# Supplied information
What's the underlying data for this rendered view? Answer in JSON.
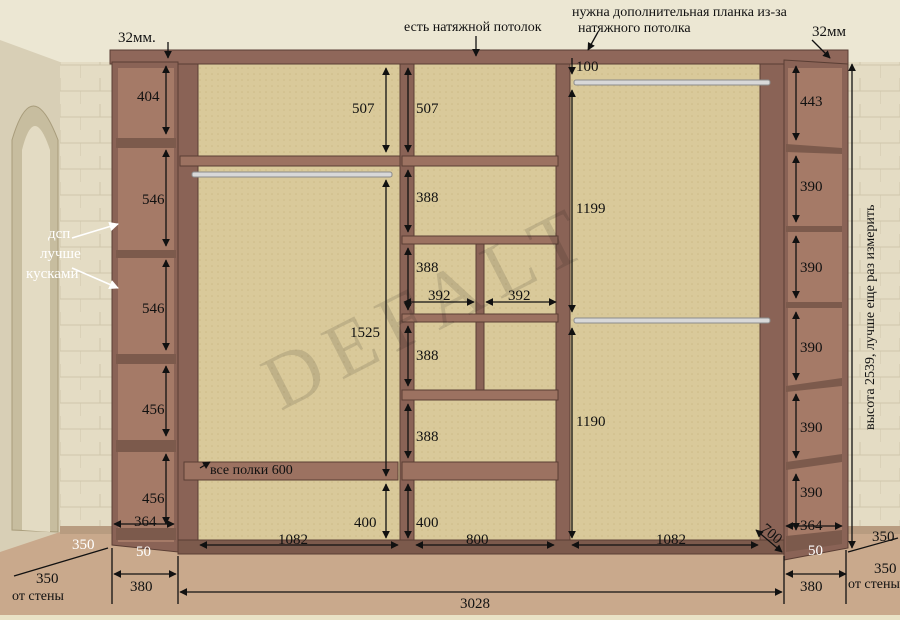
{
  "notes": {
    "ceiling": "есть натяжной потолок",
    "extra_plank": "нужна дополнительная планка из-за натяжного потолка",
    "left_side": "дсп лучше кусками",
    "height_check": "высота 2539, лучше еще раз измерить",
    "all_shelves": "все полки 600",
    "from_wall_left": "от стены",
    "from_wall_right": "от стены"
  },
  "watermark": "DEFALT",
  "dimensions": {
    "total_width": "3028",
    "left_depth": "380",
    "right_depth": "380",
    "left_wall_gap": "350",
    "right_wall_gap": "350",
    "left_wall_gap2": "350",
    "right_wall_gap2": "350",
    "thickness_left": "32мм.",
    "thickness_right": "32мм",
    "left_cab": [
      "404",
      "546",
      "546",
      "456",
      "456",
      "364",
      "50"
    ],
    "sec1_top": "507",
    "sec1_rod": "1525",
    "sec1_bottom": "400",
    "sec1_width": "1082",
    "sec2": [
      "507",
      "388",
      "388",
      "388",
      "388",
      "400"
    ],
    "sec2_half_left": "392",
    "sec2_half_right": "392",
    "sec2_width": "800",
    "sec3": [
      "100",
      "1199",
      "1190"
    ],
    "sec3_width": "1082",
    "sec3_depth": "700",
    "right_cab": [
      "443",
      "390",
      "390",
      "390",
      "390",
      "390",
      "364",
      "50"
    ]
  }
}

# What to work on
Strip the images and reproduce the remaining records precisely.

# Task result
What's the underlying data for this rendered view? Answer in JSON.
{
  "notes": {
    "ceiling": "есть натяжной потолок",
    "extra_plank": "нужна дополнительная планка из-за натяжного потолка",
    "left_side": "дсп лучше кусками",
    "height_check": "высота 2539, лучше еще раз измерить",
    "all_shelves": "все полки 600",
    "from_wall_left": "от стены",
    "from_wall_right": "от стены"
  },
  "watermark": "DEFALT",
  "dimensions": {
    "total_width": "3028",
    "left_depth": "380",
    "right_depth": "380",
    "left_wall_gap": "350",
    "right_wall_gap": "350",
    "left_wall_gap2": "350",
    "right_wall_gap2": "350",
    "thickness_left": "32мм.",
    "thickness_right": "32мм",
    "left_cab": [
      "404",
      "546",
      "546",
      "456",
      "456",
      "364",
      "50"
    ],
    "sec1_top": "507",
    "sec1_rod": "1525",
    "sec1_bottom": "400",
    "sec1_width": "1082",
    "sec2": [
      "507",
      "388",
      "388",
      "388",
      "388",
      "400"
    ],
    "sec2_half_left": "392",
    "sec2_half_right": "392",
    "sec2_width": "800",
    "sec3": [
      "100",
      "1199",
      "1190"
    ],
    "sec3_width": "1082",
    "sec3_depth": "700",
    "right_cab": [
      "443",
      "390",
      "390",
      "390",
      "390",
      "390",
      "364",
      "50"
    ]
  }
}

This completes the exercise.